* _Work required_
The records should be repeated word for word, pictures excluded.

* _Extracted entries_
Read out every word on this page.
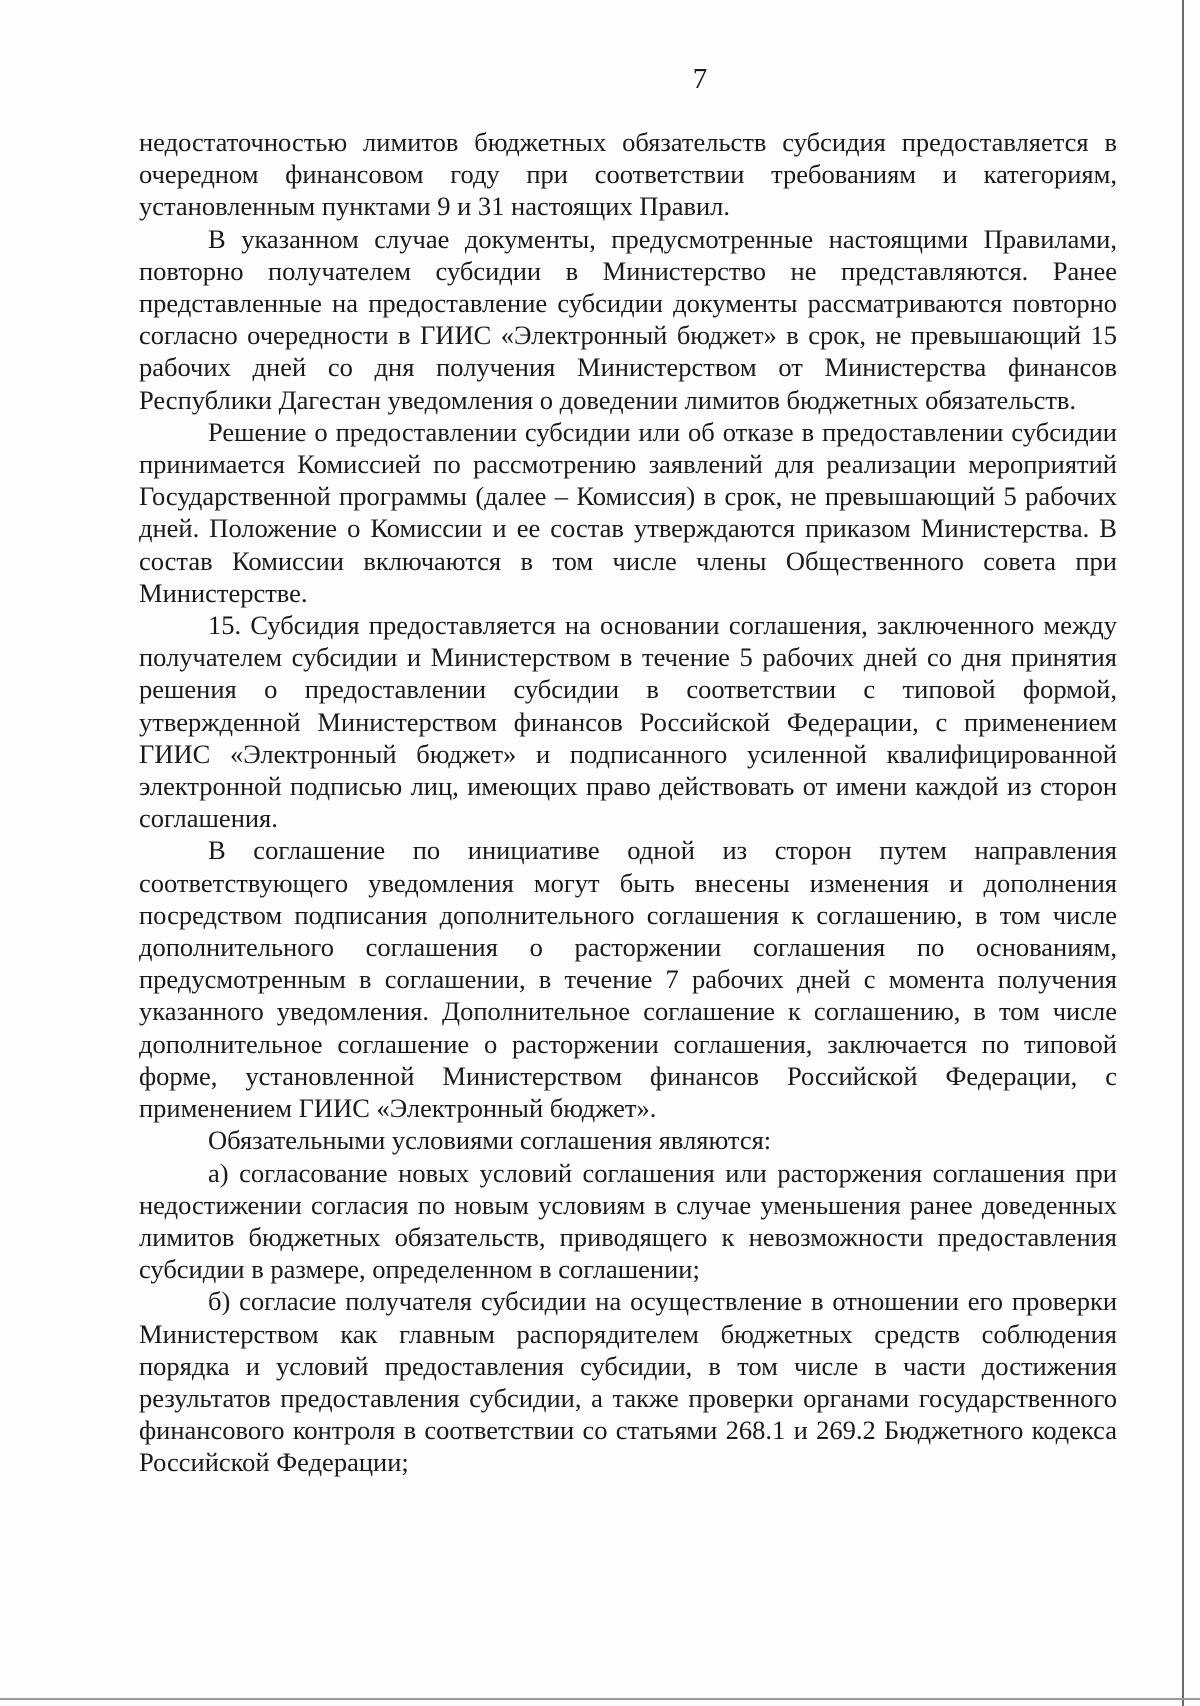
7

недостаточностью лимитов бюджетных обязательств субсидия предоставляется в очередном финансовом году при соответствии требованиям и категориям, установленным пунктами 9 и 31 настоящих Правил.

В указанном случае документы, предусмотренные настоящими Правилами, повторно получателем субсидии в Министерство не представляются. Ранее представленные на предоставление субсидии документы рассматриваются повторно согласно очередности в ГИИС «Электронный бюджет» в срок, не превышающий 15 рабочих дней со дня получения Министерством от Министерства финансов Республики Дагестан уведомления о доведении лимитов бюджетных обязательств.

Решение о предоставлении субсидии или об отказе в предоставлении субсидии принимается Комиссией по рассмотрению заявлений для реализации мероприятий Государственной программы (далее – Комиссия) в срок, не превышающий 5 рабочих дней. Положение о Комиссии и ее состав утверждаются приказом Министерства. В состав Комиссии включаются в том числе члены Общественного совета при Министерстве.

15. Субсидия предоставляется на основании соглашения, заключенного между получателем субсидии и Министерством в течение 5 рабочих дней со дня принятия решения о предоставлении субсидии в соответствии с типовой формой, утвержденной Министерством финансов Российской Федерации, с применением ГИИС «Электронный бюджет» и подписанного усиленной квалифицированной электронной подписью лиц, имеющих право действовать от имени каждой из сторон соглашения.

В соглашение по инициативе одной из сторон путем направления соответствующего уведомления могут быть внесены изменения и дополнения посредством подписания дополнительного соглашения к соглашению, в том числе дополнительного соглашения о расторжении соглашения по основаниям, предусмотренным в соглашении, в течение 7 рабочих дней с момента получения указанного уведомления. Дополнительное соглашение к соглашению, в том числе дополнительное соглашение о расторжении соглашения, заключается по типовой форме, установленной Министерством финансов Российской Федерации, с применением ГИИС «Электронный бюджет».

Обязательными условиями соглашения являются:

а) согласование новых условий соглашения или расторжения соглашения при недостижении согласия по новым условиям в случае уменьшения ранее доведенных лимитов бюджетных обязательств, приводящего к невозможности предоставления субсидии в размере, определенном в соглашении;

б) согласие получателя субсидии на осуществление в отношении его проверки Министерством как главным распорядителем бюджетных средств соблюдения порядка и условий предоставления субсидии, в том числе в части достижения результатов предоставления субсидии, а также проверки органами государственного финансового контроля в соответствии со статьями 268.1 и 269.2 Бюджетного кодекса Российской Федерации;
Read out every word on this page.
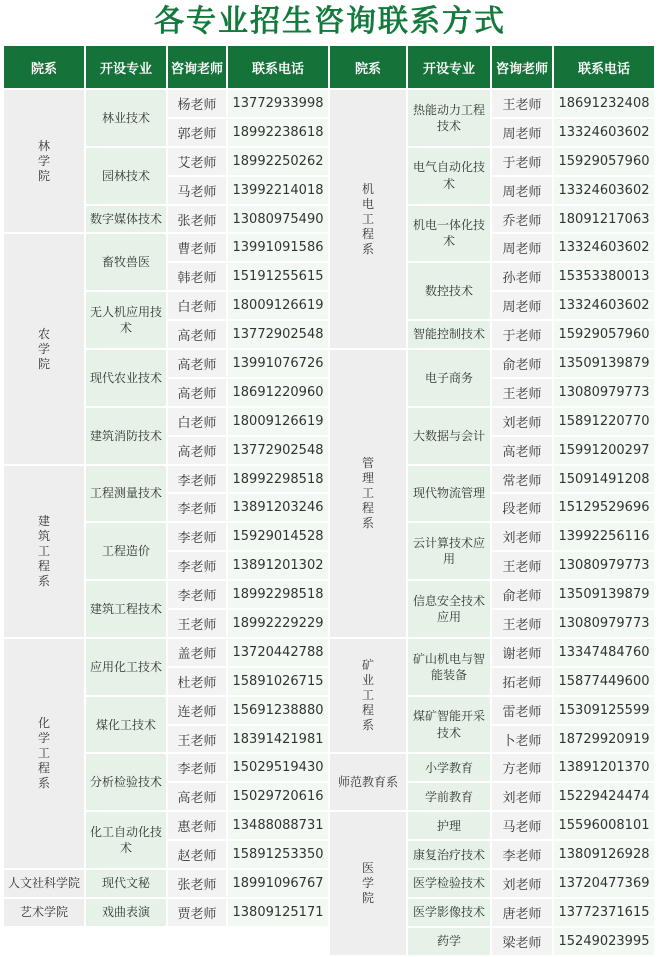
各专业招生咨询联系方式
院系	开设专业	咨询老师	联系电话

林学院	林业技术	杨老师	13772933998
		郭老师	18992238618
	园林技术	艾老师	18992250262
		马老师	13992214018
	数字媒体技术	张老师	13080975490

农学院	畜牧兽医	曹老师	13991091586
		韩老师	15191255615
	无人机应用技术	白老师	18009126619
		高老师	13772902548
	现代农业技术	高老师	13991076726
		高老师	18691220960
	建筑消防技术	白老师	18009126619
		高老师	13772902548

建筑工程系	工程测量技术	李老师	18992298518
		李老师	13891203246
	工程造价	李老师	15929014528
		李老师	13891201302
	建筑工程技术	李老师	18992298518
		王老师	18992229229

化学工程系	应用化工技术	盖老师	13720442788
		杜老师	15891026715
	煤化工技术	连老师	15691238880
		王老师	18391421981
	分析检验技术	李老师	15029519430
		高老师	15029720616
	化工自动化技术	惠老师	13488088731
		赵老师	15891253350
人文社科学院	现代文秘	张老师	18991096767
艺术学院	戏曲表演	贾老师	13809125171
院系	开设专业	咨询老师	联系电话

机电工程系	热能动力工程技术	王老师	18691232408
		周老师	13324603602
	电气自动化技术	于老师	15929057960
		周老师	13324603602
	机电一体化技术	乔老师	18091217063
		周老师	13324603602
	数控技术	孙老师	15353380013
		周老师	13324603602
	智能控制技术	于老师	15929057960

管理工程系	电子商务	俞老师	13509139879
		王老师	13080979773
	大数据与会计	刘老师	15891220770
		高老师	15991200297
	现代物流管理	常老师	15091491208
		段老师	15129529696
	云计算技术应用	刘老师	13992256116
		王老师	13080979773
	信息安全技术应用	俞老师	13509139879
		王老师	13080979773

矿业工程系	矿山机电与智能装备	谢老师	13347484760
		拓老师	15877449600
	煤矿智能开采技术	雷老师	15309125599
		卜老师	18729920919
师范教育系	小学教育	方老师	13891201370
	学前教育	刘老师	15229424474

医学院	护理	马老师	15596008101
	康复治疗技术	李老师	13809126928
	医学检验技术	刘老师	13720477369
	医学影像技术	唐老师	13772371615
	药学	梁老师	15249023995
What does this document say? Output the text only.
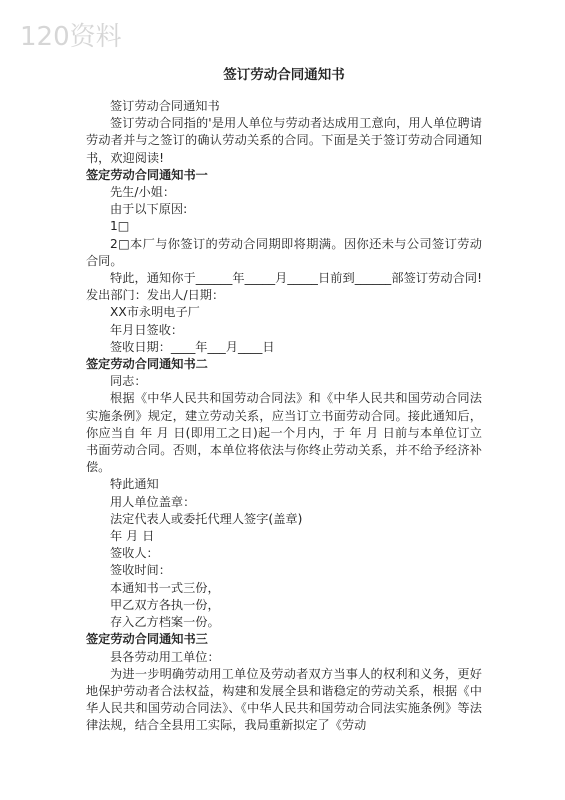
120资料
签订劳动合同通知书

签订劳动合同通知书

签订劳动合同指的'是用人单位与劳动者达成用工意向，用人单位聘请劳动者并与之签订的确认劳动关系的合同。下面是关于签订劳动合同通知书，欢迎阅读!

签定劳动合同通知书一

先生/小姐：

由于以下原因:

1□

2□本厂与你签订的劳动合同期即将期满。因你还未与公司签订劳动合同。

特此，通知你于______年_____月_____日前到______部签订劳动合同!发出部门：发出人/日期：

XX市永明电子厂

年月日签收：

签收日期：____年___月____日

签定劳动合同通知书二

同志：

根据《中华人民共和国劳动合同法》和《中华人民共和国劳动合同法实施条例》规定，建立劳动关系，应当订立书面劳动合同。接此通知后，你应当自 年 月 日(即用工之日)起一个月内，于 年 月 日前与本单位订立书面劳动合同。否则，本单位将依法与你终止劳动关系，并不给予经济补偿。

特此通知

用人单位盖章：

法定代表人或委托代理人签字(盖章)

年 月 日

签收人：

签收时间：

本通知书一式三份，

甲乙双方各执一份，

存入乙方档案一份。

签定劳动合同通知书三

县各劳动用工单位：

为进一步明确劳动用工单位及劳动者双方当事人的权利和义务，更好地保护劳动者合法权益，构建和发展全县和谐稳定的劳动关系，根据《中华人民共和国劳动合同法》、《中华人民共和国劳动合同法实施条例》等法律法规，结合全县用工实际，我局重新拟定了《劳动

* _Right answer_
Read out every word on this page.
7

недостаточностью лимитов бюджетных обязательств субсидия предоставляется в очередном финансовом году при соответствии требованиям и категориям, установленным пунктами 9 и 31 настоящих Правил.

В указанном случае документы, предусмотренные настоящими Правилами, повторно получателем субсидии в Министерство не представляются. Ранее представленные на предоставление субсидии документы рассматриваются повторно согласно очередности в ГИИС «Электронный бюджет» в срок, не превышающий 15 рабочих дней со дня получения Министерством от Министерства финансов Республики Дагестан уведомления о доведении лимитов бюджетных обязательств.

Решение о предоставлении субсидии или об отказе в предоставлении субсидии принимается Комиссией по рассмотрению заявлений для реализации мероприятий Государственной программы (далее – Комиссия) в срок, не превышающий 5 рабочих дней. Положение о Комиссии и ее состав утверждаются приказом Министерства. В состав Комиссии включаются в том числе члены Общественного совета при Министерстве.

15. Субсидия предоставляется на основании соглашения, заключенного между получателем субсидии и Министерством в течение 5 рабочих дней со дня принятия решения о предоставлении субсидии в соответствии с типовой формой, утвержденной Министерством финансов Российской Федерации, с применением ГИИС «Электронный бюджет» и подписанного усиленной квалифицированной электронной подписью лиц, имеющих право действовать от имени каждой из сторон соглашения.

В соглашение по инициативе одной из сторон путем направления соответствующего уведомления могут быть внесены изменения и дополнения посредством подписания дополнительного соглашения к соглашению, в том числе дополнительного соглашения о расторжении соглашения по основаниям, предусмотренным в соглашении, в течение 7 рабочих дней с момента получения указанного уведомления. Дополнительное соглашение к соглашению, в том числе дополнительное соглашение о расторжении соглашения, заключается по типовой форме, установленной Министерством финансов Российской Федерации, с применением ГИИС «Электронный бюджет».

Обязательными условиями соглашения являются:

а) согласование новых условий соглашения или расторжения соглашения при недостижении согласия по новым условиям в случае уменьшения ранее доведенных лимитов бюджетных обязательств, приводящего к невозможности предоставления субсидии в размере, определенном в соглашении;

б) согласие получателя субсидии на осуществление в отношении его проверки Министерством как главным распорядителем бюджетных средств соблюдения порядка и условий предоставления субсидии, в том числе в части достижения результатов предоставления субсидии, а также проверки органами государственного финансового контроля в соответствии со статьями 268.1 и 269.2 Бюджетного кодекса Российской Федерации;
Read out every word on this page.
各专业招生咨询联系方式
院系	开设专业	咨询老师	联系电话

林学院	林业技术	杨老师	13772933998
		郭老师	18992238618
	园林技术	艾老师	18992250262
		马老师	13992214018
	数字媒体技术	张老师	13080975490

农学院	畜牧兽医	曹老师	13991091586
		韩老师	15191255615
	无人机应用技术	白老师	18009126619
		高老师	13772902548
	现代农业技术	高老师	13991076726
		高老师	18691220960
	建筑消防技术	白老师	18009126619
		高老师	13772902548

建筑工程系	工程测量技术	李老师	18992298518
		李老师	13891203246
	工程造价	李老师	15929014528
		李老师	13891201302
	建筑工程技术	李老师	18992298518
		王老师	18992229229

化学工程系	应用化工技术	盖老师	13720442788
		杜老师	15891026715
	煤化工技术	连老师	15691238880
		王老师	18391421981
	分析检验技术	李老师	15029519430
		高老师	15029720616
	化工自动化技术	惠老师	13488088731
		赵老师	15891253350
人文社科学院	现代文秘	张老师	18991096767
艺术学院	戏曲表演	贾老师	13809125171
院系	开设专业	咨询老师	联系电话

机电工程系	热能动力工程技术	王老师	18691232408
		周老师	13324603602
	电气自动化技术	于老师	15929057960
		周老师	13324603602
	机电一体化技术	乔老师	18091217063
		周老师	13324603602
	数控技术	孙老师	15353380013
		周老师	13324603602
	智能控制技术	于老师	15929057960

管理工程系	电子商务	俞老师	13509139879
		王老师	13080979773
	大数据与会计	刘老师	15891220770
		高老师	15991200297
	现代物流管理	常老师	15091491208
		段老师	15129529696
	云计算技术应用	刘老师	13992256116
		王老师	13080979773
	信息安全技术应用	俞老师	13509139879
		王老师	13080979773

矿业工程系	矿山机电与智能装备	谢老师	13347484760
		拓老师	15877449600
	煤矿智能开采技术	雷老师	15309125599
		卜老师	18729920919
师范教育系	小学教育	方老师	13891201370
	学前教育	刘老师	15229424474

医学院	护理	马老师	15596008101
	康复治疗技术	李老师	13809126928
	医学检验技术	刘老师	13720477369
	医学影像技术	唐老师	13772371615
	药学	梁老师	15249023995
What does this document say? Output the text only.
120资料
签订劳动合同通知书

签订劳动合同通知书

签订劳动合同指的'是用人单位与劳动者达成用工意向，用人单位聘请劳动者并与之签订的确认劳动关系的合同。下面是关于签订劳动合同通知书，欢迎阅读!

签定劳动合同通知书一

先生/小姐：

由于以下原因:

1□

2□本厂与你签订的劳动合同期即将期满。因你还未与公司签订劳动合同。

特此，通知你于______年_____月_____日前到______部签订劳动合同!发出部门：发出人/日期：

XX市永明电子厂

年月日签收：

签收日期：____年___月____日

签定劳动合同通知书二

同志：

根据《中华人民共和国劳动合同法》和《中华人民共和国劳动合同法实施条例》规定，建立劳动关系，应当订立书面劳动合同。接此通知后，你应当自 年 月 日(即用工之日)起一个月内，于 年 月 日前与本单位订立书面劳动合同。否则，本单位将依法与你终止劳动关系，并不给予经济补偿。

特此通知

用人单位盖章：

法定代表人或委托代理人签字(盖章)

年 月 日

签收人：

签收时间：

本通知书一式三份，

甲乙双方各执一份，

存入乙方档案一份。

签定劳动合同通知书三

县各劳动用工单位：

为进一步明确劳动用工单位及劳动者双方当事人的权利和义务，更好地保护劳动者合法权益，构建和发展全县和谐稳定的劳动关系，根据《中华人民共和国劳动合同法》、《中华人民共和国劳动合同法实施条例》等法律法规，结合全县用工实际，我局重新拟定了《劳动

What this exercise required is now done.